Activity: List every topic that the April 29, 2008 post in the blog excerpt asks readers to post their ideas about.

Document excerpt:
============================================================

What do you think about the work of the Barefoot Photographers? What are the lives of these intelligent, resourceful, and motivated people like in comparison to yours? In what ways do the issues that interest you connect to the issues that interest the Barefoot Photographers? Add a comment!



Tuesday, April 29, 2008

Connecting to Society Across the Centuries


As someone who is nearing the half century mark, I look at the world differently than I did when I was very young. For example, I remember muttering, "Why do we have to study history?"

My life guides rose to their full height and told me what so many kids are told: "We can learn from the mistakes of the past so we don't repeat them." Their voices were strong and their demeanors were intimidating. I believed them.

Now, as I look back across four decades, I realize the lessons we can learn from history are about much more than mistakes. Studying history is about coming to understand the lives of humans who came before us.
Voltaire said, "All the ancient histories, as one of our wits say, are just fables that have been agreed upon." Why do we create fables about our ancestors? Aren't fables lies for children? If we think of fables as short allegorical narratives, then we, as humans, must need to have a central moral compass to our society, right?

History, or more precisely, the stories of the lives of humans who have lived in decades, centuries, and even millenia past, provide some of that moral stability we seem to seek. What narratives of the recent or even very distant past help us to form meaning for contemporary life today? And how do the life stories of humans from the past instill in us so many of the customs and conditions of our mode of living today?

Post to this blog with your ideas about society, history, morality, fables, and narratives. Draw in real stories of real human experiences from the past and help us to figure out more about our human society today.

Thursday, April 10, 2008

Welcome to our Society, Issues, and Identity Blog


This blog is dedicated to persons who are curious about the ways humans behave as part of society. A group of us will be using this space to share our thoughts throughout a series of weeks and conversations.

============================================================

Entries shown:
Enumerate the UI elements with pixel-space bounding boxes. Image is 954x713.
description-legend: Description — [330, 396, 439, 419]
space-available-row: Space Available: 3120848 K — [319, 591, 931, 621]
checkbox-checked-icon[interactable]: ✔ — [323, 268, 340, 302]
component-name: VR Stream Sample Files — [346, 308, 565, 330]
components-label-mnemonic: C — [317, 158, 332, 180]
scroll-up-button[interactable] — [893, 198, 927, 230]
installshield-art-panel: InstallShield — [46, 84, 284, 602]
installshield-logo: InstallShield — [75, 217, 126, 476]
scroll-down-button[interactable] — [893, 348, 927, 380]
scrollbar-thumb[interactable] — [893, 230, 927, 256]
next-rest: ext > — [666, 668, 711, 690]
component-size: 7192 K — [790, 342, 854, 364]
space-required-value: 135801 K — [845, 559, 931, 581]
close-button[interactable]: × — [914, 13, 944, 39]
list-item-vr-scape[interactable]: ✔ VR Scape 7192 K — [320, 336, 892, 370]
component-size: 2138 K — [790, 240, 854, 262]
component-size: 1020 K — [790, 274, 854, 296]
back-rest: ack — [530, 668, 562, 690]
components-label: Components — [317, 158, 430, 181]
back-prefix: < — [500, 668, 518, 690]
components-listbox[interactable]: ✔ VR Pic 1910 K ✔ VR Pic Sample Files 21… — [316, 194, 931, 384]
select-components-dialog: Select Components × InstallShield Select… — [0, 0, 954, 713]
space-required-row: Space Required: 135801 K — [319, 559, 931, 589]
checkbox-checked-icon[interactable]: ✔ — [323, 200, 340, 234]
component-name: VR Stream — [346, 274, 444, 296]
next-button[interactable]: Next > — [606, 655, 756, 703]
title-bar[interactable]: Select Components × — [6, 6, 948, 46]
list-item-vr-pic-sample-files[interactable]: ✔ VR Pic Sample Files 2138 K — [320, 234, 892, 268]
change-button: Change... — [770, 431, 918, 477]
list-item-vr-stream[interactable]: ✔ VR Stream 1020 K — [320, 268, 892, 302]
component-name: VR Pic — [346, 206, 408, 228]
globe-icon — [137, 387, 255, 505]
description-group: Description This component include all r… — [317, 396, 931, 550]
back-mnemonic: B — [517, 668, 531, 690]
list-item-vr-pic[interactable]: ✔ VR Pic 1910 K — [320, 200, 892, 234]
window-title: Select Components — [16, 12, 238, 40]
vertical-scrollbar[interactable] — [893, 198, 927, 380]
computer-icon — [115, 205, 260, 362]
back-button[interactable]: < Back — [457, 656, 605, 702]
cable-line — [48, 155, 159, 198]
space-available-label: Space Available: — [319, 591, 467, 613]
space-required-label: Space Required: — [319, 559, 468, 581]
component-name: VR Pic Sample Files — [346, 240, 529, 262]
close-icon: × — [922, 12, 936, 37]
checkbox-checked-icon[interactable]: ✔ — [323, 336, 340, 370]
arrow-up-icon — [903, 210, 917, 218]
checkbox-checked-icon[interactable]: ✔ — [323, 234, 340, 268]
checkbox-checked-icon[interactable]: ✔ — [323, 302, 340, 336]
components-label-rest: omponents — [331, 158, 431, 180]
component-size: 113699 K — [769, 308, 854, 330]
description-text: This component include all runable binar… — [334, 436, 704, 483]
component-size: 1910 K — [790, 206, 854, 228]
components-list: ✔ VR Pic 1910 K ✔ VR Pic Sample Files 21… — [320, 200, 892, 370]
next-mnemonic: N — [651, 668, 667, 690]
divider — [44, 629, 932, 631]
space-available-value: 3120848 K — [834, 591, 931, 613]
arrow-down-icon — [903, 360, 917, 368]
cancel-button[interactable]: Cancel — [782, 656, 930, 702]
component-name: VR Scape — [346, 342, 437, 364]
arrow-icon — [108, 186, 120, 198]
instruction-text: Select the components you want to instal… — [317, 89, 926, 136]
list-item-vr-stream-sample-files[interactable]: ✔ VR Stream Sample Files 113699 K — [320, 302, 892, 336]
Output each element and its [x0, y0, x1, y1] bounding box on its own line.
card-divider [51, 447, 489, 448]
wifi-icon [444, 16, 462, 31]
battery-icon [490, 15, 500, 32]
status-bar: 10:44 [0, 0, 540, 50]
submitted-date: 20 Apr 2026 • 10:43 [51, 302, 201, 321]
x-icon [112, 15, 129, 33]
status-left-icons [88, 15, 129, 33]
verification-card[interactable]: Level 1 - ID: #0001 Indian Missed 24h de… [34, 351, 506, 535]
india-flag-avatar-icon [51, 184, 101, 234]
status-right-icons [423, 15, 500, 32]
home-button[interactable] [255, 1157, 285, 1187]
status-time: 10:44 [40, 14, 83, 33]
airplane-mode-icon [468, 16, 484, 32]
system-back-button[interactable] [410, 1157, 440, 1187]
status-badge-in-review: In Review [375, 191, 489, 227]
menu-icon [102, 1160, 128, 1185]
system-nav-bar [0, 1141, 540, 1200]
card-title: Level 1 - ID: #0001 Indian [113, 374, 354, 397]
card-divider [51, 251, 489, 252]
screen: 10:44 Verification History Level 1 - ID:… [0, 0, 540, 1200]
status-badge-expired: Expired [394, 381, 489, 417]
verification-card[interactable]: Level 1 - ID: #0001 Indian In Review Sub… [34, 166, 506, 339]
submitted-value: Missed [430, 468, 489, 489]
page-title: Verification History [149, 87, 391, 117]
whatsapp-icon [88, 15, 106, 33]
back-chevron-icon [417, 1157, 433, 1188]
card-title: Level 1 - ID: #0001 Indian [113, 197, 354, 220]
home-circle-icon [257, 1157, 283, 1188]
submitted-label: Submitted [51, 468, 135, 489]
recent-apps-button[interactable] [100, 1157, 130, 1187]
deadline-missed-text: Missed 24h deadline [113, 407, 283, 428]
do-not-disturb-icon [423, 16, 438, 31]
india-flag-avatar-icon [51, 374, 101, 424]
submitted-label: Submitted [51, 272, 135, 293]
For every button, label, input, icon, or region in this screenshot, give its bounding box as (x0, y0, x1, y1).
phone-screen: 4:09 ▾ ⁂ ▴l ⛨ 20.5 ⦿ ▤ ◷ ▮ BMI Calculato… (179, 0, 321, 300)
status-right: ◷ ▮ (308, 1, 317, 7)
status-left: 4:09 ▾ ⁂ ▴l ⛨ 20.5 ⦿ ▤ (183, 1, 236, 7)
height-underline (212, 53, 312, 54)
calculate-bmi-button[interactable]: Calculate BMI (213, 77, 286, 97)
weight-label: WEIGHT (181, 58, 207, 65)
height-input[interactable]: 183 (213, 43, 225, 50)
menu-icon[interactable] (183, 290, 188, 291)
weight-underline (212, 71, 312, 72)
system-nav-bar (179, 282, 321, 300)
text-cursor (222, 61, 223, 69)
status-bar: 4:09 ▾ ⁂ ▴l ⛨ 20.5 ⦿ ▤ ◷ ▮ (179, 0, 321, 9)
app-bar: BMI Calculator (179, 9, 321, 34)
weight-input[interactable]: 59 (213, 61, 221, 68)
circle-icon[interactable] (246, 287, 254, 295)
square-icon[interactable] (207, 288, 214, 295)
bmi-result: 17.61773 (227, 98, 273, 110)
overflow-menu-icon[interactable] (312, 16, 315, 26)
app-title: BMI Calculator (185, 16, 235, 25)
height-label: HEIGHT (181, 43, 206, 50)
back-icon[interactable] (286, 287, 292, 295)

============================================================

Result for this exercise:
- society
- history
- morality
- fables
- narratives